- **Your objective**
Make an exact copy of all the entries below, with the pictures left out.

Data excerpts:
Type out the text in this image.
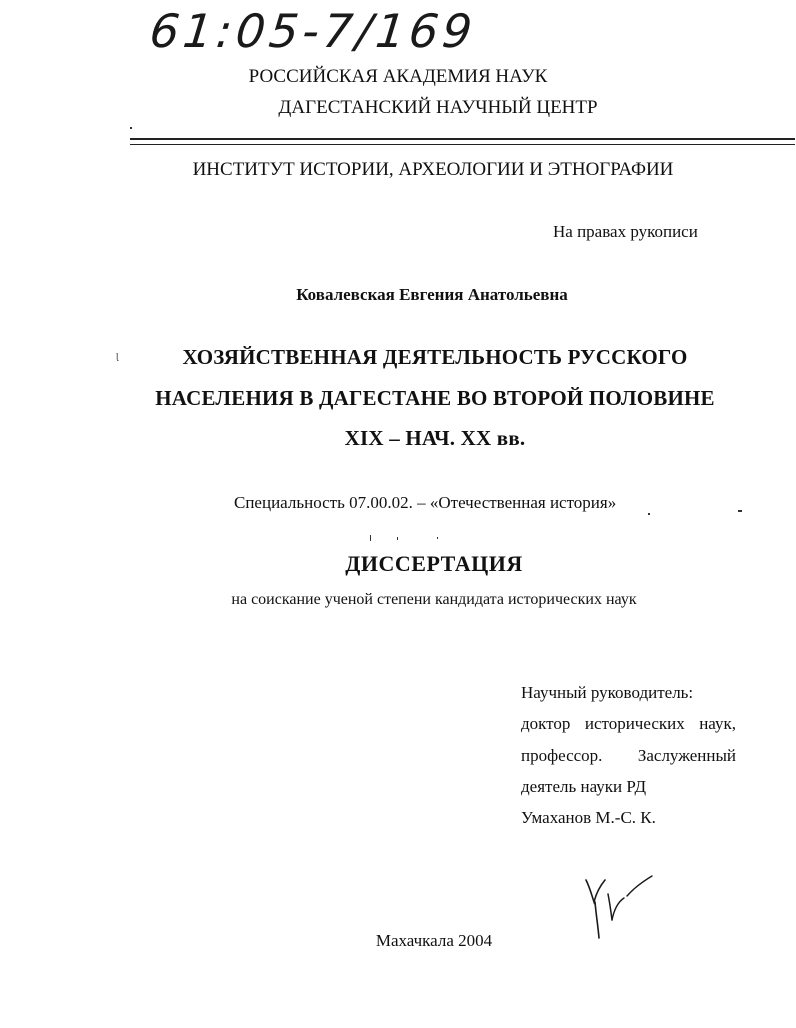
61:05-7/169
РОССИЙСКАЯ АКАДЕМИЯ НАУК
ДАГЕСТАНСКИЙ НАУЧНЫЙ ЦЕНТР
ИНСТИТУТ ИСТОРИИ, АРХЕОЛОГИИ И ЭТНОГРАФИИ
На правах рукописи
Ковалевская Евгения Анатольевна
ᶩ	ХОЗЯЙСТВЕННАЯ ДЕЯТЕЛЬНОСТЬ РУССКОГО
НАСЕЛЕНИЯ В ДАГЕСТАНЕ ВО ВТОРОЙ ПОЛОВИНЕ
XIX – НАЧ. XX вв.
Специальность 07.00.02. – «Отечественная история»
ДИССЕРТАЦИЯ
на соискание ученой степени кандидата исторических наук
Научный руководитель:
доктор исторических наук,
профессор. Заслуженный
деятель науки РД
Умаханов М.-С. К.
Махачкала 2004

- **Written answer**
Type out the text in this image.
61:05-7/169
РОССИЙСКАЯ АКАДЕМИЯ НАУК
ДАГЕСТАНСКИЙ НАУЧНЫЙ ЦЕНТР
ИНСТИТУТ ИСТОРИИ, АРХЕОЛОГИИ И ЭТНОГРАФИИ
На правах рукописи
Ковалевская Евгения Анатольевна
ᶩ	ХОЗЯЙСТВЕННАЯ ДЕЯТЕЛЬНОСТЬ РУССКОГО
НАСЕЛЕНИЯ В ДАГЕСТАНЕ ВО ВТОРОЙ ПОЛОВИНЕ
XIX – НАЧ. XX вв.
Специальность 07.00.02. – «Отечественная история»
ДИССЕРТАЦИЯ
на соискание ученой степени кандидата исторических наук
Научный руководитель:
доктор исторических наук,
профессор. Заслуженный
деятель науки РД
Умаханов М.-С. К.
Махачкала 2004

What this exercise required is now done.